:: WHAT TO DO ::
A - In the text about the former defence minister and UFOs, which newspaper is quoted?
B - Write out the part of the UFO text starting at "Whoops, my mistake." and ending at "nosediving into it.".

* begin TEXT SECTION *

Well, good luck finding any.
Whoops, my mistake. The former minister of national defence is, in fact, calling on Canada to reach out to "ethical ET societies"--as in Extra Terrestrial. "UFOs," he says, "are as real as the airplanes that fly over your head." And, given that it's mostly Air Canada flying over our heads, they've probably got a better business plan, too. They're almost certainly more real than the Hellyer-era Sea Kings, at least when it comes to flying over your head rather than nosediving into it.
Anyway, as the Edmonton Sun put it, "Hellyer said he is concerned the United States is preparing weapons for use against the aliens and could get the whole world into an 'intergalactic war.'"

* end TEXT SECTION *
* begin EXTRACTED MATERIAL *

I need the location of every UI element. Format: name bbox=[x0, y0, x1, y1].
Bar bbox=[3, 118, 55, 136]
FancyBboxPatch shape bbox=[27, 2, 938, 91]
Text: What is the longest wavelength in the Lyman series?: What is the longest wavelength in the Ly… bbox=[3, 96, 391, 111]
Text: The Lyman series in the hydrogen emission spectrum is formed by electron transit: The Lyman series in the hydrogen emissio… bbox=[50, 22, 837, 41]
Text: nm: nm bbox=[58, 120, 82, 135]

* end EXTRACTED MATERIAL *

:: EXPECTED OUTPUTS ::
A - The Edmonton Sun

B -
Whoops, my mistake. The former minister of national defence is, in fact, calling on Canada to reach out to "ethical ET societies"--as in Extra Terrestrial. "UFOs," he says, "are as real as the airplanes that fly over your head." And, given that it's mostly Air Canada flying over our heads, they've probably got a better business plan, too. They're almost certainly more real than the Hellyer-era Sea Kings, at least when it comes to flying over your head rather than nosediving into it.